▸ WHAT IS ASKED: Print out the material that follows word for word.

Extracted data entries
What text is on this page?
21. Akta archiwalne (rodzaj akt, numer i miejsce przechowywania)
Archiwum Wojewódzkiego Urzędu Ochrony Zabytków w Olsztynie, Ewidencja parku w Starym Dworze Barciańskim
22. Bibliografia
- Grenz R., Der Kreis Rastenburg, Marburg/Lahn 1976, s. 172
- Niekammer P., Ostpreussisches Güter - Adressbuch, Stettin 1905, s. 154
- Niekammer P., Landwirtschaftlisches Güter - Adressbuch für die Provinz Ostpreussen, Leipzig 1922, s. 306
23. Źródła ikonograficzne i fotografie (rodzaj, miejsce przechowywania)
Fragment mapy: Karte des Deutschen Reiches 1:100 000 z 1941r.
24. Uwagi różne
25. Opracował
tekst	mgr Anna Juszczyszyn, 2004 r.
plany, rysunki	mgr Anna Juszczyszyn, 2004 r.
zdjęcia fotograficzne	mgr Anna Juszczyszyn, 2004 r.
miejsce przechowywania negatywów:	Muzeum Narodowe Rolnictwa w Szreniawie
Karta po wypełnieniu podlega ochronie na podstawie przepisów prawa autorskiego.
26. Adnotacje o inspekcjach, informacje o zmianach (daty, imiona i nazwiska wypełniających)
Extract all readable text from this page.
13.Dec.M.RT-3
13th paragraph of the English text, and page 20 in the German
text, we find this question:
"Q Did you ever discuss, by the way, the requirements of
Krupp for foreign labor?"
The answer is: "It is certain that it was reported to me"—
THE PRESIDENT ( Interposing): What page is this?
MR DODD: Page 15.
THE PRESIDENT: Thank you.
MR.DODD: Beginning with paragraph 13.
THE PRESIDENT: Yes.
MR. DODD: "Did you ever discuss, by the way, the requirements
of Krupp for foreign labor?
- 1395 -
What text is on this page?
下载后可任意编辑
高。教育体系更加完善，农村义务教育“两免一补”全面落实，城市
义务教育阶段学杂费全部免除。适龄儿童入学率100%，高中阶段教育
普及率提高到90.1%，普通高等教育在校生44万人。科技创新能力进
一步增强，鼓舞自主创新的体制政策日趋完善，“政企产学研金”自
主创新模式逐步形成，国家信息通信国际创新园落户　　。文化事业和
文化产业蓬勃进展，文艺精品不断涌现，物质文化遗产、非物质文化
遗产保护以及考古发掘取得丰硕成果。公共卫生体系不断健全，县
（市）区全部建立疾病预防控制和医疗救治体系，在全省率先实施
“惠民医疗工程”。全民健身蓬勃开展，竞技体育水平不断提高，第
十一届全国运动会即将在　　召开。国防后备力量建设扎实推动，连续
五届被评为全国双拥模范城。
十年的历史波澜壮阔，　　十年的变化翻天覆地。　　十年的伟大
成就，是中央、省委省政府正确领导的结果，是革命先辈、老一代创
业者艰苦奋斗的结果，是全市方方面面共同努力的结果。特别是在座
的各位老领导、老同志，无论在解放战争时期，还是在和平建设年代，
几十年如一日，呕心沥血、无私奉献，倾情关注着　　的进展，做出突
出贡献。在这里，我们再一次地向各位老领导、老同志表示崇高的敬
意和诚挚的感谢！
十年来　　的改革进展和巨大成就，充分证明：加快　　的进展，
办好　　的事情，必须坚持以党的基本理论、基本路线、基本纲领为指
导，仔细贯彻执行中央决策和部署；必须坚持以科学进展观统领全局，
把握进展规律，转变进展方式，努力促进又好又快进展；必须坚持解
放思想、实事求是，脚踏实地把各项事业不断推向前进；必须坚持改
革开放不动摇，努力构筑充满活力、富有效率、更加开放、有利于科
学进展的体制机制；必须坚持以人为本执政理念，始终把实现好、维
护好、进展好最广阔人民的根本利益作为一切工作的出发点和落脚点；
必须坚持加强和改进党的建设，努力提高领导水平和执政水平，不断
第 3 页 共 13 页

▸ OUTPUT:
What text is on this page?
21. Akta archiwalne (rodzaj akt, numer i miejsce przechowywania)
Archiwum Wojewódzkiego Urzędu Ochrony Zabytków w Olsztynie, Ewidencja parku w Starym Dworze Barciańskim
22. Bibliografia
- Grenz R., Der Kreis Rastenburg, Marburg/Lahn 1976, s. 172
- Niekammer P., Ostpreussisches Güter - Adressbuch, Stettin 1905, s. 154
- Niekammer P., Landwirtschaftlisches Güter - Adressbuch für die Provinz Ostpreussen, Leipzig 1922, s. 306
23. Źródła ikonograficzne i fotografie (rodzaj, miejsce przechowywania)
Fragment mapy: Karte des Deutschen Reiches 1:100 000 z 1941r.
24. Uwagi różne
25. Opracował
tekst	mgr Anna Juszczyszyn, 2004 r.
plany, rysunki	mgr Anna Juszczyszyn, 2004 r.
zdjęcia fotograficzne	mgr Anna Juszczyszyn, 2004 r.
miejsce przechowywania negatywów:	Muzeum Narodowe Rolnictwa w Szreniawie
Karta po wypełnieniu podlega ochronie na podstawie przepisów prawa autorskiego.
26. Adnotacje o inspekcjach, informacje o zmianach (daty, imiona i nazwiska wypełniających)
Extract all readable text from this page.
13.Dec.M.RT-3
13th paragraph of the English text, and page 20 in the German
text, we find this question:
"Q Did you ever discuss, by the way, the requirements of
Krupp for foreign labor?"
The answer is: "It is certain that it was reported to me"—
THE PRESIDENT ( Interposing): What page is this?
MR DODD: Page 15.
THE PRESIDENT: Thank you.
MR.DODD: Beginning with paragraph 13.
THE PRESIDENT: Yes.
MR. DODD: "Did you ever discuss, by the way, the requirements
of Krupp for foreign labor?
- 1395 -
What text is on this page?
下载后可任意编辑
高。教育体系更加完善，农村义务教育“两免一补”全面落实，城市
义务教育阶段学杂费全部免除。适龄儿童入学率100%，高中阶段教育
普及率提高到90.1%，普通高等教育在校生44万人。科技创新能力进
一步增强，鼓舞自主创新的体制政策日趋完善，“政企产学研金”自
主创新模式逐步形成，国家信息通信国际创新园落户　　。文化事业和
文化产业蓬勃进展，文艺精品不断涌现，物质文化遗产、非物质文化
遗产保护以及考古发掘取得丰硕成果。公共卫生体系不断健全，县
（市）区全部建立疾病预防控制和医疗救治体系，在全省率先实施
“惠民医疗工程”。全民健身蓬勃开展，竞技体育水平不断提高，第
十一届全国运动会即将在　　召开。国防后备力量建设扎实推动，连续
五届被评为全国双拥模范城。
十年的历史波澜壮阔，　　十年的变化翻天覆地。　　十年的伟大
成就，是中央、省委省政府正确领导的结果，是革命先辈、老一代创
业者艰苦奋斗的结果，是全市方方面面共同努力的结果。特别是在座
的各位老领导、老同志，无论在解放战争时期，还是在和平建设年代，
几十年如一日，呕心沥血、无私奉献，倾情关注着　　的进展，做出突
出贡献。在这里，我们再一次地向各位老领导、老同志表示崇高的敬
意和诚挚的感谢！
十年来　　的改革进展和巨大成就，充分证明：加快　　的进展，
办好　　的事情，必须坚持以党的基本理论、基本路线、基本纲领为指
导，仔细贯彻执行中央决策和部署；必须坚持以科学进展观统领全局，
把握进展规律，转变进展方式，努力促进又好又快进展；必须坚持解
放思想、实事求是，脚踏实地把各项事业不断推向前进；必须坚持改
革开放不动摇，努力构筑充满活力、富有效率、更加开放、有利于科
学进展的体制机制；必须坚持以人为本执政理念，始终把实现好、维
护好、进展好最广阔人民的根本利益作为一切工作的出发点和落脚点；
必须坚持加强和改进党的建设，努力提高领导水平和执政水平，不断
第 3 页 共 13 页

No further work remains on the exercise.